[start]
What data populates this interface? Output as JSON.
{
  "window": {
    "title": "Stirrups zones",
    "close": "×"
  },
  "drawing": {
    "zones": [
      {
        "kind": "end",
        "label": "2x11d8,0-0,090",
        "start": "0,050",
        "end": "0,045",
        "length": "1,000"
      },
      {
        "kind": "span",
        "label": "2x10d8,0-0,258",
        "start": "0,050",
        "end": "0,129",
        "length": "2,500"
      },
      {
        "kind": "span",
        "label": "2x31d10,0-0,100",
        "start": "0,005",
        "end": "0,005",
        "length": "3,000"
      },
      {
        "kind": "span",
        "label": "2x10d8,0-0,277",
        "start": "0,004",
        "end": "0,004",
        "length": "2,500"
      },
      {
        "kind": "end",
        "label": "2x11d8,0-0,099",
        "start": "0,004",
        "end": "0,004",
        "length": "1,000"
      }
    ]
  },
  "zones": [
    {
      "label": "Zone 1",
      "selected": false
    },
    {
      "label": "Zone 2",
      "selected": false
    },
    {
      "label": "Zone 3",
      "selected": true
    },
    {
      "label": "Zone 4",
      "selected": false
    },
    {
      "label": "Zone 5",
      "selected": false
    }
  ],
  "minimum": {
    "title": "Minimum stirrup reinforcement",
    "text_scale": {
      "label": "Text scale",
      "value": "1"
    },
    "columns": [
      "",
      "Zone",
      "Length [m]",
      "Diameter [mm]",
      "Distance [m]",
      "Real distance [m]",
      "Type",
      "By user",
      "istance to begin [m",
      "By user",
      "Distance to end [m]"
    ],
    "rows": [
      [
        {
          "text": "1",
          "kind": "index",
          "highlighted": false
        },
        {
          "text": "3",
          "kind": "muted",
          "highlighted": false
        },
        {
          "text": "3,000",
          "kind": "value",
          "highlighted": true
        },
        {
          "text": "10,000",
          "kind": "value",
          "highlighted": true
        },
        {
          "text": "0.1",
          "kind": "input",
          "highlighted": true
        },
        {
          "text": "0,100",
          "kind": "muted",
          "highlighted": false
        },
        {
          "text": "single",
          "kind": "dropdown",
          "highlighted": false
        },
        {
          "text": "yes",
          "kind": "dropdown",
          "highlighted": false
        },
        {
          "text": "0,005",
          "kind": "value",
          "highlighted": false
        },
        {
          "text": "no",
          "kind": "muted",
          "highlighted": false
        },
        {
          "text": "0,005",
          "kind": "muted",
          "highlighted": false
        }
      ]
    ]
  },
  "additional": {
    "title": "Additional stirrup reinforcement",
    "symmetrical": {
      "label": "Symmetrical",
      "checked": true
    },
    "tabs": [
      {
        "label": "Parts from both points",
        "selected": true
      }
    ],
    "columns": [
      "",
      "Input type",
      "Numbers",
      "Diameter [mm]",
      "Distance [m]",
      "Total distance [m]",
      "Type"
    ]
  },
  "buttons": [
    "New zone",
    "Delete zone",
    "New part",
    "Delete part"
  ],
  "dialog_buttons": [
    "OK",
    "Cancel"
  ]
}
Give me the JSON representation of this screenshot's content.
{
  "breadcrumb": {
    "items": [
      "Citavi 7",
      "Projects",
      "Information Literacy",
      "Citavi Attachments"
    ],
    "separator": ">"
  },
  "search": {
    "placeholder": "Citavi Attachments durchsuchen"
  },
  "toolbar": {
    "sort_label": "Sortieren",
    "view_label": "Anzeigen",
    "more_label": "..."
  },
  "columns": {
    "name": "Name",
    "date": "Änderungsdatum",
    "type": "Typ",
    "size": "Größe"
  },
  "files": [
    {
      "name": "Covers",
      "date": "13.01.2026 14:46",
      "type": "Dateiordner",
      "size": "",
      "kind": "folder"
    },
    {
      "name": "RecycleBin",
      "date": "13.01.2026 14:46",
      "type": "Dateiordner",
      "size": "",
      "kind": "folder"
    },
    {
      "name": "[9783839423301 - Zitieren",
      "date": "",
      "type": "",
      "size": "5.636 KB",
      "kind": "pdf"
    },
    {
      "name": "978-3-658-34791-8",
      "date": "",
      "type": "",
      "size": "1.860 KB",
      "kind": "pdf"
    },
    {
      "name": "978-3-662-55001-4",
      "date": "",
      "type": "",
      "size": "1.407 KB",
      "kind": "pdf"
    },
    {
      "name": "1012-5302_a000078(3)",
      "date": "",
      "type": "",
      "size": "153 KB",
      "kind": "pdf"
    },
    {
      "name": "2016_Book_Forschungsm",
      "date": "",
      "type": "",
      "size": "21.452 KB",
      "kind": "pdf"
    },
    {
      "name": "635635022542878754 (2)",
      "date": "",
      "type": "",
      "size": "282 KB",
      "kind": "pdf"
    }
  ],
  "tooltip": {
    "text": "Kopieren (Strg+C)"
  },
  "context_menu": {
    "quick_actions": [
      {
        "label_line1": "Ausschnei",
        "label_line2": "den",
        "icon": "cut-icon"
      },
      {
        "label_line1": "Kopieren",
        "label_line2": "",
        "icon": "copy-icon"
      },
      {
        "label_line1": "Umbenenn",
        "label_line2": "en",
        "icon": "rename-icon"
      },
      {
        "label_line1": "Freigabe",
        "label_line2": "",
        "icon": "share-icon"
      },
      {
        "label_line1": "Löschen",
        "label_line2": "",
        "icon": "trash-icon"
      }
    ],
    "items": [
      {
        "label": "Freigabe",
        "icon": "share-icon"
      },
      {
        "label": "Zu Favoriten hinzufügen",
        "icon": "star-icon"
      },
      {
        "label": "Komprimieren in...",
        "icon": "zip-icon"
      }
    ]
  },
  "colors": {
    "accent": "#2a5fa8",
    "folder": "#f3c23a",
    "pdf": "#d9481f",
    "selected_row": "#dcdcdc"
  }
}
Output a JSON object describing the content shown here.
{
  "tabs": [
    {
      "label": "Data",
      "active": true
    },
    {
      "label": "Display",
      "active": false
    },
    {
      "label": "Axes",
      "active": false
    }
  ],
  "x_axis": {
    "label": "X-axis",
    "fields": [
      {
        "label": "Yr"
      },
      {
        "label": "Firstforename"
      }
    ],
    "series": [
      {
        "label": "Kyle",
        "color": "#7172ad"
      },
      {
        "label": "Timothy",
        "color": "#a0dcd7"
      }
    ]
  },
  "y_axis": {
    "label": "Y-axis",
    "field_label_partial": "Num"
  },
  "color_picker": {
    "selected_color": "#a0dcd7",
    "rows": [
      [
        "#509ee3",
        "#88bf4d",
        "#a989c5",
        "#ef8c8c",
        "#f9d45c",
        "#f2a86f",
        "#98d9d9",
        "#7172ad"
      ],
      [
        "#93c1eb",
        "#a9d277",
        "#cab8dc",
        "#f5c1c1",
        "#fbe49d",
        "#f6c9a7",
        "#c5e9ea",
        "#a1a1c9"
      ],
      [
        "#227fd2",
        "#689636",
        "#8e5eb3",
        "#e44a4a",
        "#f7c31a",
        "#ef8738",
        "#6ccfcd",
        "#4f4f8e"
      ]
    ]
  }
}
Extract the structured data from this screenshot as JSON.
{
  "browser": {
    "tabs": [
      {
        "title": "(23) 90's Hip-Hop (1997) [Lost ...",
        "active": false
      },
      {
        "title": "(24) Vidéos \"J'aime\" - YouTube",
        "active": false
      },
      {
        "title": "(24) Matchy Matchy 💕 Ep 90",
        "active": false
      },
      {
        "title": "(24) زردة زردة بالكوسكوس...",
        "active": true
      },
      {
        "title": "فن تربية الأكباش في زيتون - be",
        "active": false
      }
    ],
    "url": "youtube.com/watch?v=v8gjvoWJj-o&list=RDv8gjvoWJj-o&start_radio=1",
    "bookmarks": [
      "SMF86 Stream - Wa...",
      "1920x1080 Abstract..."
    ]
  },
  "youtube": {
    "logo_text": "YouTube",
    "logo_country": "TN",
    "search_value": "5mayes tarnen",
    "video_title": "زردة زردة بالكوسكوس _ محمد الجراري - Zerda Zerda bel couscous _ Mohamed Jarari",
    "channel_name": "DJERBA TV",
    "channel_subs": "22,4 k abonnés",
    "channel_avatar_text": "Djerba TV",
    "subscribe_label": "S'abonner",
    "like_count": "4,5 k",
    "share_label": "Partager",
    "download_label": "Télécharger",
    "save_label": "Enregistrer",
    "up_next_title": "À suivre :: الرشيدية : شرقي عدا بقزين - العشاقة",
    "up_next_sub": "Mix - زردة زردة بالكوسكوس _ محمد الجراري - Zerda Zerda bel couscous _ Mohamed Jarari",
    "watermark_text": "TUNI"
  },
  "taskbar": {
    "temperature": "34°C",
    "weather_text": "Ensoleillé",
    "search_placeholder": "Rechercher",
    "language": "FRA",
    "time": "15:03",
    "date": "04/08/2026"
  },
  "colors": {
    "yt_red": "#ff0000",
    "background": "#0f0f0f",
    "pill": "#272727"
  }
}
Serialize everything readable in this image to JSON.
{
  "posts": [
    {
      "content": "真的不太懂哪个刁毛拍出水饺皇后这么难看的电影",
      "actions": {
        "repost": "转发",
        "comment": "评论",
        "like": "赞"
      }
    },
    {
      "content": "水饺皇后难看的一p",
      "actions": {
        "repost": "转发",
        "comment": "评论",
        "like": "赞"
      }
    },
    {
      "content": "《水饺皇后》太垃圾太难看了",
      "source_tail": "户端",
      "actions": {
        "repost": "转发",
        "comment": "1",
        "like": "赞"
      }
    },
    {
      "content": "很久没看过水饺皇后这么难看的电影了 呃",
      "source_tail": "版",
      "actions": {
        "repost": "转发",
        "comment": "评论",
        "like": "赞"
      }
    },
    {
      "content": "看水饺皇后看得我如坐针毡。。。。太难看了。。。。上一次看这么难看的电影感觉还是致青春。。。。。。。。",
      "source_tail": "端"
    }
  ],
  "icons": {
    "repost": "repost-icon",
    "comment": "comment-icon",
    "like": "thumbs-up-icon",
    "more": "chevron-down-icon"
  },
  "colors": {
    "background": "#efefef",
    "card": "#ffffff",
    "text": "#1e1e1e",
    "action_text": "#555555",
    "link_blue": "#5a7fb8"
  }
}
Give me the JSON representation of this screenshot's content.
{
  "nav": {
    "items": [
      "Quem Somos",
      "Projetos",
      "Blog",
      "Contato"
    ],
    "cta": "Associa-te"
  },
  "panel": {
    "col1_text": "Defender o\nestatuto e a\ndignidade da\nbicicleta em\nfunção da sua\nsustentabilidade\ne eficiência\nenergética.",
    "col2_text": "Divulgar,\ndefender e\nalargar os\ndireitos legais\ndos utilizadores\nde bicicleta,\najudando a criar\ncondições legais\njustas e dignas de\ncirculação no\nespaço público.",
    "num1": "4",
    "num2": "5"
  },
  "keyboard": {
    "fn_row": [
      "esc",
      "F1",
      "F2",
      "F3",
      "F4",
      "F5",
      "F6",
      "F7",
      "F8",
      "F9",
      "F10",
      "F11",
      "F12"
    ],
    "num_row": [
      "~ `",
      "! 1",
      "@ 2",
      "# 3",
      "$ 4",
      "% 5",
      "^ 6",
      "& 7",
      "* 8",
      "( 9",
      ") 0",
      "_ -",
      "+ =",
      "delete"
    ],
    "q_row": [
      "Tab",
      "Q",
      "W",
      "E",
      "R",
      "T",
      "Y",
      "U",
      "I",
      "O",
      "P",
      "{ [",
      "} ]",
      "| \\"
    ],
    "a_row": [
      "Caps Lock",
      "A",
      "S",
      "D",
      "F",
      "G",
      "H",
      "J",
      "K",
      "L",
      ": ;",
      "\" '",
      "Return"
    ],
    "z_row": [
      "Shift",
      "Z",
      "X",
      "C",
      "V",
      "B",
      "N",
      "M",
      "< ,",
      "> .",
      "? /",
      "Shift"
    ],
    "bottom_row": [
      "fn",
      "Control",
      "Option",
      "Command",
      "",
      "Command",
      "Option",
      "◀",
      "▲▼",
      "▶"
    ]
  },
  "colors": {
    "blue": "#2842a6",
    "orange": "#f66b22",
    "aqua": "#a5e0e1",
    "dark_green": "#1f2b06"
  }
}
[end]
### Direction
Find every line in the records that contains the word "size"; copy those lines.

### Result of the exercise
    "size": "Größe"
      "size": "",
      "size": "",
      "size": "5.636 KB",
      "size": "1.860 KB",
      "size": "1.407 KB",
      "size": "153 KB",
      "size": "21.452 KB",
      "size": "282 KB",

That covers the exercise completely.